Locate the word "unfamiliar" in the entries below, then gather every line that holds it.

= = = = = = =

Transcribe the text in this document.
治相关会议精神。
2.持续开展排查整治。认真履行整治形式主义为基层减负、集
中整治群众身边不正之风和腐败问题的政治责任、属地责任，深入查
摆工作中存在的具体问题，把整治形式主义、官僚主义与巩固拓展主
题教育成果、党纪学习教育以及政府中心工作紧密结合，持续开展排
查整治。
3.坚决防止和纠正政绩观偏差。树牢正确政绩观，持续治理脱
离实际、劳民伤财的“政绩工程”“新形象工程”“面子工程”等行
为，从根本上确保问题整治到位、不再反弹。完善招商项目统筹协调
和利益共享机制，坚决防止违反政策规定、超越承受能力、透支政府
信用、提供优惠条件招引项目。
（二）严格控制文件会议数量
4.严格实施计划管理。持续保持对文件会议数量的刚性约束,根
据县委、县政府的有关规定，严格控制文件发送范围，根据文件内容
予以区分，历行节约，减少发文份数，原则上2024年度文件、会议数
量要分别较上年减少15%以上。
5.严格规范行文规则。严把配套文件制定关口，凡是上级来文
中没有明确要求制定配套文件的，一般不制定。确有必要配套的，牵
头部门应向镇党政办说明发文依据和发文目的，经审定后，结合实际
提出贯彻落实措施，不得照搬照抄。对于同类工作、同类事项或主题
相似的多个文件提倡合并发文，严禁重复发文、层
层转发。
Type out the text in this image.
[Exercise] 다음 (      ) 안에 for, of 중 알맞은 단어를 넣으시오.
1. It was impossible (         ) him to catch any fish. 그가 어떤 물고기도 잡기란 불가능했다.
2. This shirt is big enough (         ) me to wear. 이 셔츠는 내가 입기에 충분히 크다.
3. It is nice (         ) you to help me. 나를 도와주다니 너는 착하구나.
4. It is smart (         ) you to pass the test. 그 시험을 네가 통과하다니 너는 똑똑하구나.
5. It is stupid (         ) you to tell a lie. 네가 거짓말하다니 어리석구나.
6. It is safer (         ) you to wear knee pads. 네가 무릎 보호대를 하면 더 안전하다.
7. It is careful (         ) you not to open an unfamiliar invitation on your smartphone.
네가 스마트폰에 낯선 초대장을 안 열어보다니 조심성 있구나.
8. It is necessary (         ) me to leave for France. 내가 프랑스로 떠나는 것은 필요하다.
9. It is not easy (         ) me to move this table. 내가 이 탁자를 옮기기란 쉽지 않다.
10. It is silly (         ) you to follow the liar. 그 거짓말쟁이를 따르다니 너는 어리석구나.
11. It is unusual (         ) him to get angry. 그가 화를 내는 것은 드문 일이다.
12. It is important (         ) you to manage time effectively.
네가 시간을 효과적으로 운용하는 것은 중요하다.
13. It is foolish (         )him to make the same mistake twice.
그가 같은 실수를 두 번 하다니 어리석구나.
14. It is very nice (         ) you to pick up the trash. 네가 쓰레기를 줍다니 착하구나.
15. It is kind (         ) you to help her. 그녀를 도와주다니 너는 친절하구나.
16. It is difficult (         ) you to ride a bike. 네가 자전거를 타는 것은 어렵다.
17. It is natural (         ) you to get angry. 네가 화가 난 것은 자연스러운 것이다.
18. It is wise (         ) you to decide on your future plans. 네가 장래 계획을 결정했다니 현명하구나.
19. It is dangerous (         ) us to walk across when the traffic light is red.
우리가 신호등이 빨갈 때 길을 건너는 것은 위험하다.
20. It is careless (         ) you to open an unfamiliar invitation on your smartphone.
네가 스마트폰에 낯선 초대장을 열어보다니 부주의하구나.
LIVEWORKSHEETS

= = = = = = =

## SOLUTION TO THIS TASK
7. It is careful (         ) you not to open an unfamiliar invitation on your smartphone.
20. It is careless (         ) you to open an unfamiliar invitation on your smartphone.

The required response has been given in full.